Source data
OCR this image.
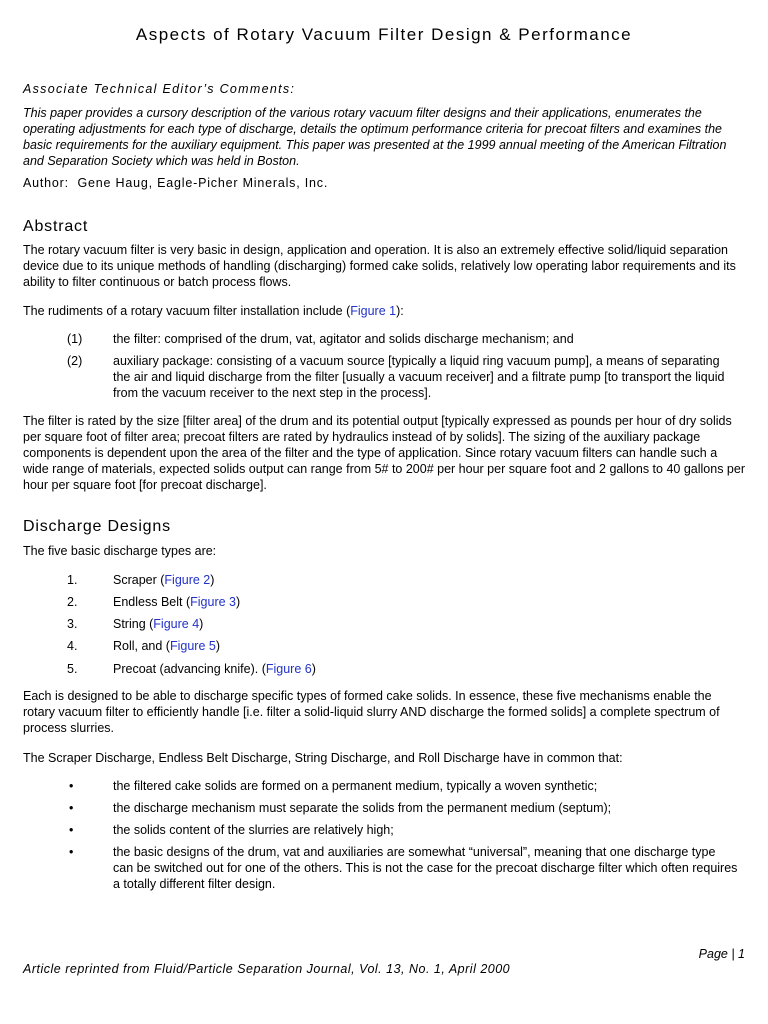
Aspects of Rotary Vacuum Filter Design & Performance
Associate Technical Editor’s Comments:
This paper provides a cursory description of the various rotary vacuum filter designs and their applications, enumerates the operating adjustments for each type of discharge, details the optimum performance criteria for precoat filters and examines the basic requirements for the auxiliary equipment. This paper was presented at the 1999 annual meeting of the American Filtration and Separation Society which was held in Boston.
Author: Gene Haug, Eagle-Picher Minerals, Inc.
Abstract
The rotary vacuum filter is very basic in design, application and operation. It is also an extremely effective solid/liquid separation device due to its unique methods of handling (discharging) formed cake solids, relatively low operating labor requirements and its ability to filter continuous or batch process flows.
The rudiments of a rotary vacuum filter installation include (Figure 1):
(1) the filter: comprised of the drum, vat, agitator and solids discharge mechanism; and
(2) auxiliary package: consisting of a vacuum source [typically a liquid ring vacuum pump], a means of separating the air and liquid discharge from the filter [usually a vacuum receiver] and a filtrate pump [to transport the liquid from the vacuum receiver to the next step in the process].
The filter is rated by the size [filter area] of the drum and its potential output [typically expressed as pounds per hour of dry solids per square foot of filter area; precoat filters are rated by hydraulics instead of by solids]. The sizing of the auxiliary package components is dependent upon the area of the filter and the type of application. Since rotary vacuum filters can handle such a wide range of materials, expected solids output can range from 5# to 200# per hour per square foot and 2 gallons to 40 gallons per hour per square foot [for precoat discharge].
Discharge Designs
The five basic discharge types are:
1.	Scraper (Figure 2)
2.	Endless Belt (Figure 3)
3.	String (Figure 4)
4.	Roll, and (Figure 5)
5.	Precoat (advancing knife). (Figure 6)
Each is designed to be able to discharge specific types of formed cake solids. In essence, these five mechanisms enable the rotary vacuum filter to efficiently handle [i.e. filter a solid-liquid slurry AND discharge the formed solids] a complete spectrum of process slurries.
The Scraper Discharge, Endless Belt Discharge, String Discharge, and Roll Discharge have in common that:
•	the filtered cake solids are formed on a permanent medium, typically a woven synthetic;
•	the discharge mechanism must separate the solids from the permanent medium (septum);
•	the solids content of the slurries are relatively high;
•	the basic designs of the drum, vat and auxiliaries are somewhat “universal”, meaning that one discharge type can be switched out for one of the others. This is not the case for the precoat discharge filter which often requires a totally different filter design.
Page | 1
Article reprinted from Fluid/Particle Separation Journal, Vol. 13, No. 1, April 2000
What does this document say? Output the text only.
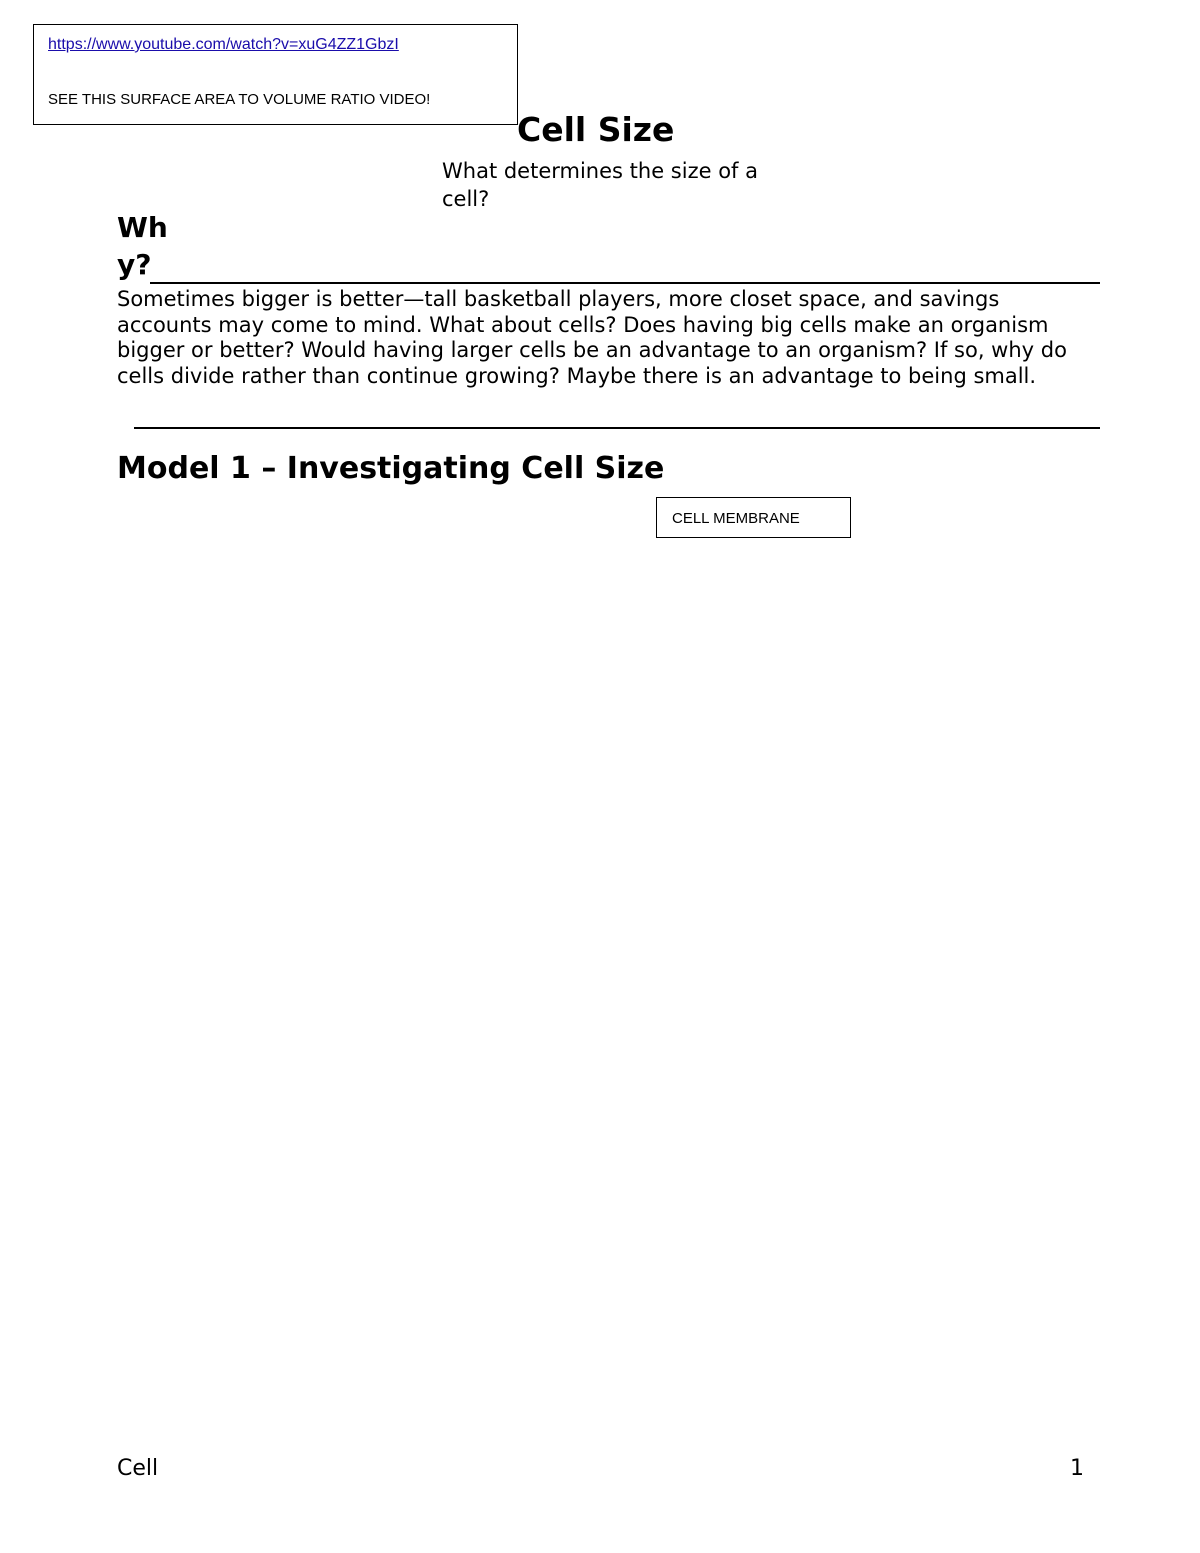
https://www.youtube.com/watch?v=xuG4ZZ1GbzI
SEE THIS SURFACE AREA TO VOLUME RATIO VIDEO!
Cell Size
What determines the size of a cell?
Why?
Sometimes bigger is better—tall basketball players, more closet space, and savings accounts may come to mind. What about cells? Does having big cells make an organism bigger or better? Would having larger cells be an advantage to an organism? If so, why do cells divide rather than continue growing? Maybe there is an advantage to being small.
Model 1 – Investigating Cell Size
CELL MEMBRANE
Cell	1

▶ _Problem to solve_
A word-for-word copy is needed of the lines from the line holding "What does this" through the end of the records, both included, excluding every picture.

▶ _Expected output_
What does this document say? Output the text only.
https://www.youtube.com/watch?v=xuG4ZZ1GbzI
SEE THIS SURFACE AREA TO VOLUME RATIO VIDEO!
Cell Size
What determines the size of a cell?
Why?
Sometimes bigger is better—tall basketball players, more closet space, and savings accounts may come to mind. What about cells? Does having big cells make an organism bigger or better? Would having larger cells be an advantage to an organism? If so, why do cells divide rather than continue growing? Maybe there is an advantage to being small.
Model 1 – Investigating Cell Size
CELL MEMBRANE
Cell	1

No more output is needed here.